== Given exercise ==
Copy, in full, each line of the material that holds the word "JSON".

------------

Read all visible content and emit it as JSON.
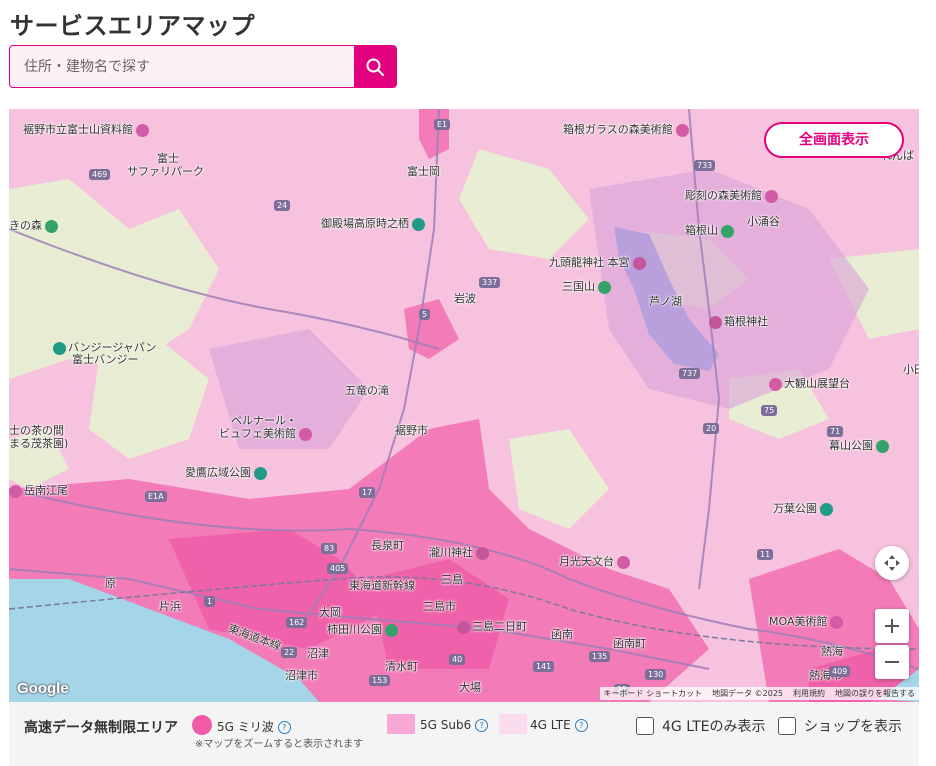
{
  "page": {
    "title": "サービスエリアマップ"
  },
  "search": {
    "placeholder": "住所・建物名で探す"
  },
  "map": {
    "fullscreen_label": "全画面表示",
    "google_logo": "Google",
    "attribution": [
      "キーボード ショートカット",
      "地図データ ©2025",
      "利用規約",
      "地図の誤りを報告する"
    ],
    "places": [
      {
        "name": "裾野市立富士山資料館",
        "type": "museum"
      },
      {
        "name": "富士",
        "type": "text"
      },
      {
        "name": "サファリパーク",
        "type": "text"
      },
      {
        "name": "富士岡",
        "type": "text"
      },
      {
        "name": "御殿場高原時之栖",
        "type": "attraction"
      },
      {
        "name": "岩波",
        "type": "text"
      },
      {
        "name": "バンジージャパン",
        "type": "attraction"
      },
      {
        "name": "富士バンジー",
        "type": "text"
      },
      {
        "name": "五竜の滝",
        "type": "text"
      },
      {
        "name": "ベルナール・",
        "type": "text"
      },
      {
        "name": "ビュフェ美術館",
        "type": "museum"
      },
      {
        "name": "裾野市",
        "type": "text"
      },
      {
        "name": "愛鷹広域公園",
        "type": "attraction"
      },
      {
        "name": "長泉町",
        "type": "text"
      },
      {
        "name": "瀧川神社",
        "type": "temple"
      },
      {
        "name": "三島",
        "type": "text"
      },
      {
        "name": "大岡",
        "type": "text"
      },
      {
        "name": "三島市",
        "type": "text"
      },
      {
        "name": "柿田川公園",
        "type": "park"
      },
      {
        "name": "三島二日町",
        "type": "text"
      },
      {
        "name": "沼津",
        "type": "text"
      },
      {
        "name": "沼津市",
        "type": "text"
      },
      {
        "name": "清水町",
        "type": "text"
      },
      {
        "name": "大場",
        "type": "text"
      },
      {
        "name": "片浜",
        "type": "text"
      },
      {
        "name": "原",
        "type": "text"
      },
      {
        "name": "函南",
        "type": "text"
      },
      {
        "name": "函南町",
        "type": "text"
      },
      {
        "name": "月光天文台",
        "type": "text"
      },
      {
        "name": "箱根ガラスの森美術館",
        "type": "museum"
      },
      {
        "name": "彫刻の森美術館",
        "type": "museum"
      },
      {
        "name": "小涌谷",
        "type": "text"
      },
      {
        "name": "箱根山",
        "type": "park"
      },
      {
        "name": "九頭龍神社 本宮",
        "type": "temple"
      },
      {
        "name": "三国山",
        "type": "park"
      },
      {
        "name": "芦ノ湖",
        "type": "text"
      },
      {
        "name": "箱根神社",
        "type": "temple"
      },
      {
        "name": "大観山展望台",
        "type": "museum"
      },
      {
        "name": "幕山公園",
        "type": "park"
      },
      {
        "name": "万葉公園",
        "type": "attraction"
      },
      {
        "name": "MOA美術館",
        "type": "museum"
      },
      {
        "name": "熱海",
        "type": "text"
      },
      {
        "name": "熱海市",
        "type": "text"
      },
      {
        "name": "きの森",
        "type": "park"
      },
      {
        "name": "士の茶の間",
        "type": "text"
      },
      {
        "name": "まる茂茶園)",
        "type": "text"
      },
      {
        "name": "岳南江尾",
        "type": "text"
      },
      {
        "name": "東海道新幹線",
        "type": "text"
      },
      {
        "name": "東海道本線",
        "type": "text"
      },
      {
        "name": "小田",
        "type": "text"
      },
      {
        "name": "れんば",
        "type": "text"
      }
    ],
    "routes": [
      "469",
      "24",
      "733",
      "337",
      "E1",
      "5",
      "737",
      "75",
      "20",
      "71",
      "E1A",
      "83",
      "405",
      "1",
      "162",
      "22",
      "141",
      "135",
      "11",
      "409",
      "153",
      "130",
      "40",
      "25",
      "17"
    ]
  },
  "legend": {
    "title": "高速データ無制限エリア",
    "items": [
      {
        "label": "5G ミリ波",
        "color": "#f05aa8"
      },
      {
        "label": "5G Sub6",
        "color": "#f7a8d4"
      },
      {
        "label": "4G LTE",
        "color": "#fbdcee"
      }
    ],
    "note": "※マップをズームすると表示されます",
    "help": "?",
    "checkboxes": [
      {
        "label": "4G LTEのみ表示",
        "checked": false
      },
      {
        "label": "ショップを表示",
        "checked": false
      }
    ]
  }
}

------------

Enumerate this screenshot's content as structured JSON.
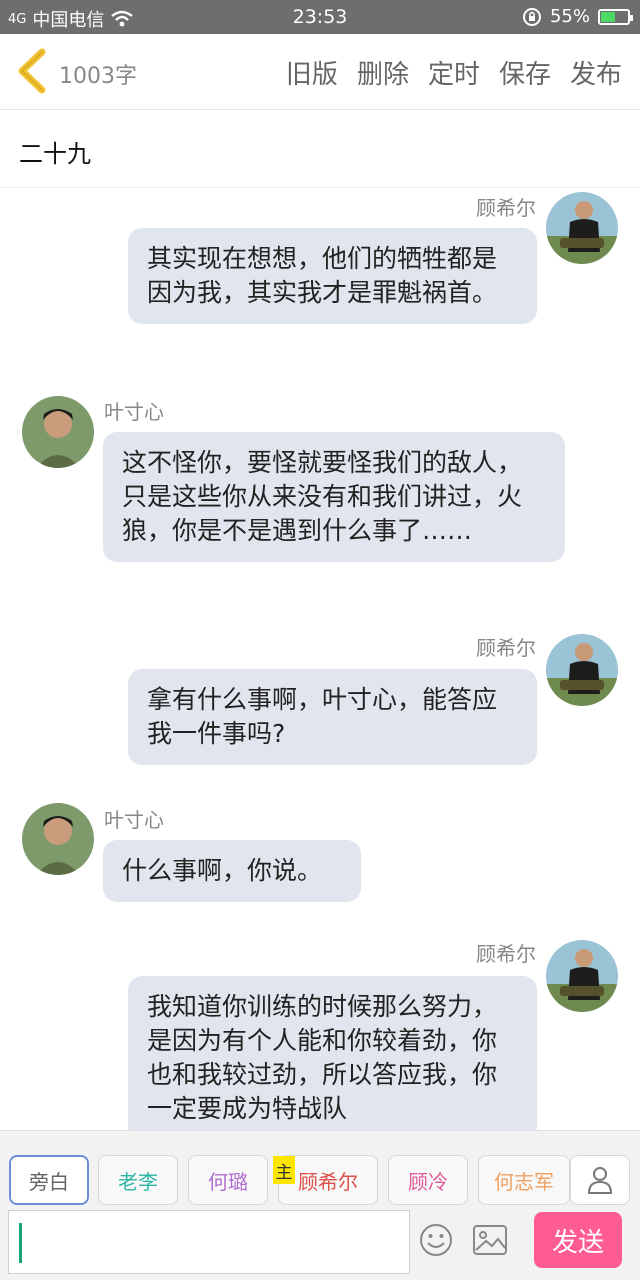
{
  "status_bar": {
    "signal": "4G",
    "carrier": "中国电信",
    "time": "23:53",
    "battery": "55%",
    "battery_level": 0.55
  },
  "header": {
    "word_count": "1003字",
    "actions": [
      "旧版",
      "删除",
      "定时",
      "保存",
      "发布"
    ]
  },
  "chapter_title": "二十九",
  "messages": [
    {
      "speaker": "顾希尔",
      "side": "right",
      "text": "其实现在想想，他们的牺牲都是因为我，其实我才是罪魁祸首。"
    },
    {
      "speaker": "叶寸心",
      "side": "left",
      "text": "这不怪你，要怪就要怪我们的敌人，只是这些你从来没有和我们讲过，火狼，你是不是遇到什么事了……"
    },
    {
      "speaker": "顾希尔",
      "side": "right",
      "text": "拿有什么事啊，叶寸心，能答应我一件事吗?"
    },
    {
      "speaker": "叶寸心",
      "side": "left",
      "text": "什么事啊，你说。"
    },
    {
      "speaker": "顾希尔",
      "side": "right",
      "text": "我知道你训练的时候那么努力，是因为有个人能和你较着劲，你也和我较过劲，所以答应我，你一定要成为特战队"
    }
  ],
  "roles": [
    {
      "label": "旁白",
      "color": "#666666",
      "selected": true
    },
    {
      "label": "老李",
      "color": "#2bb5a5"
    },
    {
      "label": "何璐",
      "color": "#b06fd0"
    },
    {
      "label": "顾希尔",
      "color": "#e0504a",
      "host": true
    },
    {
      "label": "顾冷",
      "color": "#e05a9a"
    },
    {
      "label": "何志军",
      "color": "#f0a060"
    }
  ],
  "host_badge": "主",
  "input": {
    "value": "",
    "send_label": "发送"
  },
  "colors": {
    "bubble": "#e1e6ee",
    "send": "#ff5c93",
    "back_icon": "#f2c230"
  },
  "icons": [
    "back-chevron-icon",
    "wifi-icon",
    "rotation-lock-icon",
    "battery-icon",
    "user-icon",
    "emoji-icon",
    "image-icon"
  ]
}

------------

== Solution to this exercise ==
Read all visible content and emit it as JSON.
Enumerate this screenshot's content as structured JSON.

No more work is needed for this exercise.